— Stated problem —
Copy out lines with the word "this" from the material that follows.
╭──
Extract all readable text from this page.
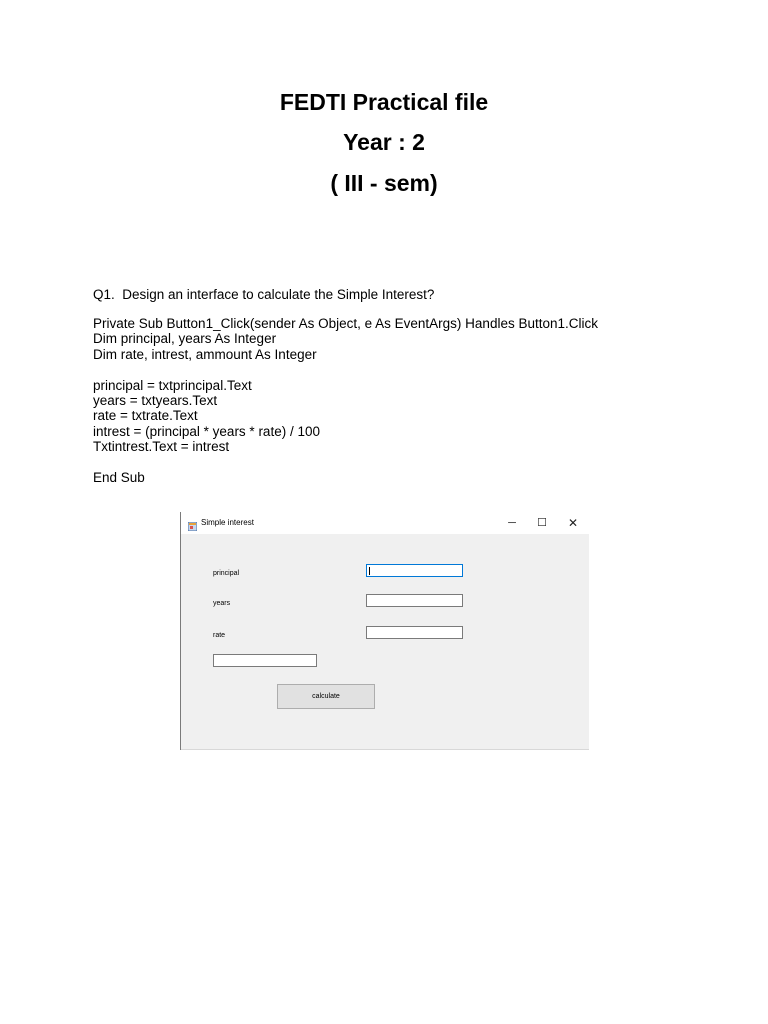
FEDTI Practical file
Year : 2
( III - sem)
Q1.  Design an interface to calculate the Simple Interest?
Private Sub Button1_Click(sender As Object, e As EventArgs) Handles Button1.Click
Dim principal, years As Integer
Dim rate, intrest, ammount As Integer
principal = txtprincipal.Text
years = txtyears.Text
rate = txtrate.Text
intrest = (principal * years * rate) / 100
Txtintrest.Text = intrest
End Sub
Simple interest	─	☐	✕
principal
years
rate
calculate
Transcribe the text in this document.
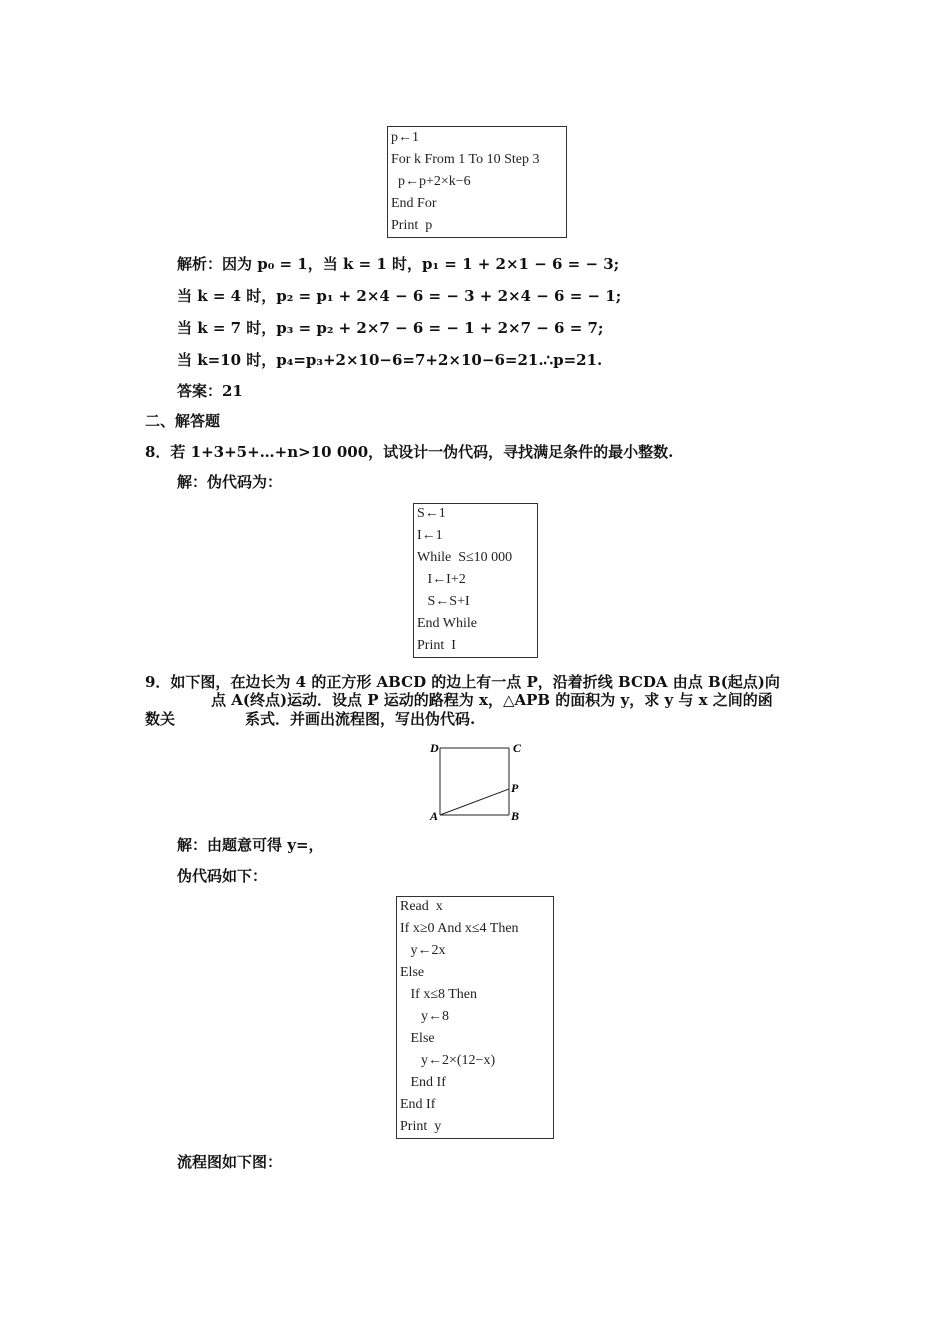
p←1
For k From 1 To 10 Step 3
p←p+2×k−6
End For
Print  p
解析：因为 p₀ = 1，当 k = 1 时，p₁ = 1 + 2×1 − 6 = − 3;
当 k = 4 时，p₂ = p₁ + 2×4 − 6 = − 3 + 2×4 − 6 = − 1;
当 k = 7 时，p₃ = p₂ + 2×7 − 6 = − 1 + 2×7 − 6 = 7;
当 k=10 时，p₄=p₃+2×10−6=7+2×10−6=21.∴p=21.
答案：21
二、解答题
8．若 1+3+5+…+n>10 000，试设计一伪代码，寻找满足条件的最小整数.
解：伪代码为：
S←1
I←1
While  S≤10 000
I←I+2
S←S+I
End While
Print  I
9．如下图，在边长为 4 的正方形 ABCD 的边上有一点 P，沿着折线 BCDA 由点 B(起点)向
点 A(终点)运动．设点 P 运动的路程为 x，△APB 的面积为 y，求 y 与 x 之间的函
数关	系式．并画出流程图，写出伪代码.
D	C
P
A	B
解：由题意可得 y=，
伪代码如下：
Read  x
If x≥0 And x≤4 Then
y←2x
Else
If x≤8 Then
y←8
Else
y←2×(12−x)
End If
End If
Print  y
流程图如下图：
╰──
— Written answer —
Extract all readable text from this page.
Transcribe the text in this document.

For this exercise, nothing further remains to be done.